All of the data below should be written out exactly.

(DATASET)
--------

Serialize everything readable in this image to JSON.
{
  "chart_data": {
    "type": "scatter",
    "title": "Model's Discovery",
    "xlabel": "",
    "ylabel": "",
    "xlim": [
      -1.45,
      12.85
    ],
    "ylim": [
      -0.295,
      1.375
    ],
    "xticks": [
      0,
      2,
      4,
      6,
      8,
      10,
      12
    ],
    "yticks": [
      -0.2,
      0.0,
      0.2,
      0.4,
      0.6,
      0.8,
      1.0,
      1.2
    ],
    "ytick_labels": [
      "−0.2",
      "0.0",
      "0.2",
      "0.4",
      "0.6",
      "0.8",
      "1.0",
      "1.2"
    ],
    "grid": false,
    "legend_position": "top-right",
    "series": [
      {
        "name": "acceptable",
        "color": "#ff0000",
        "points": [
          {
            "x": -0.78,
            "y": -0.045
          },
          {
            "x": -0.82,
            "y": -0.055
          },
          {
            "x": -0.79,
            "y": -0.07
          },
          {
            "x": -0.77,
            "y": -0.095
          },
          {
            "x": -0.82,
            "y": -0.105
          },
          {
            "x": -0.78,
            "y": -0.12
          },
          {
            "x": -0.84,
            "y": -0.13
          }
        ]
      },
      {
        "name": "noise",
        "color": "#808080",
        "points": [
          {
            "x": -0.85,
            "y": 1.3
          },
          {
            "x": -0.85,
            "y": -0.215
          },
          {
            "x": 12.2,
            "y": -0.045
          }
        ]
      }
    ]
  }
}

--------

(FULL RESPONSE)
Serialize everything readable in this image to JSON.
{
  "chart_data": {
    "type": "scatter",
    "title": "Model's Discovery",
    "xlabel": "",
    "ylabel": "",
    "xlim": [
      -1.45,
      12.85
    ],
    "ylim": [
      -0.295,
      1.375
    ],
    "xticks": [
      0,
      2,
      4,
      6,
      8,
      10,
      12
    ],
    "yticks": [
      -0.2,
      0.0,
      0.2,
      0.4,
      0.6,
      0.8,
      1.0,
      1.2
    ],
    "ytick_labels": [
      "−0.2",
      "0.0",
      "0.2",
      "0.4",
      "0.6",
      "0.8",
      "1.0",
      "1.2"
    ],
    "grid": false,
    "legend_position": "top-right",
    "series": [
      {
        "name": "acceptable",
        "color": "#ff0000",
        "points": [
          {
            "x": -0.78,
            "y": -0.045
          },
          {
            "x": -0.82,
            "y": -0.055
          },
          {
            "x": -0.79,
            "y": -0.07
          },
          {
            "x": -0.77,
            "y": -0.095
          },
          {
            "x": -0.82,
            "y": -0.105
          },
          {
            "x": -0.78,
            "y": -0.12
          },
          {
            "x": -0.84,
            "y": -0.13
          }
        ]
      },
      {
        "name": "noise",
        "color": "#808080",
        "points": [
          {
            "x": -0.85,
            "y": 1.3
          },
          {
            "x": -0.85,
            "y": -0.215
          },
          {
            "x": 12.2,
            "y": -0.045
          }
        ]
      }
    ]
  }
}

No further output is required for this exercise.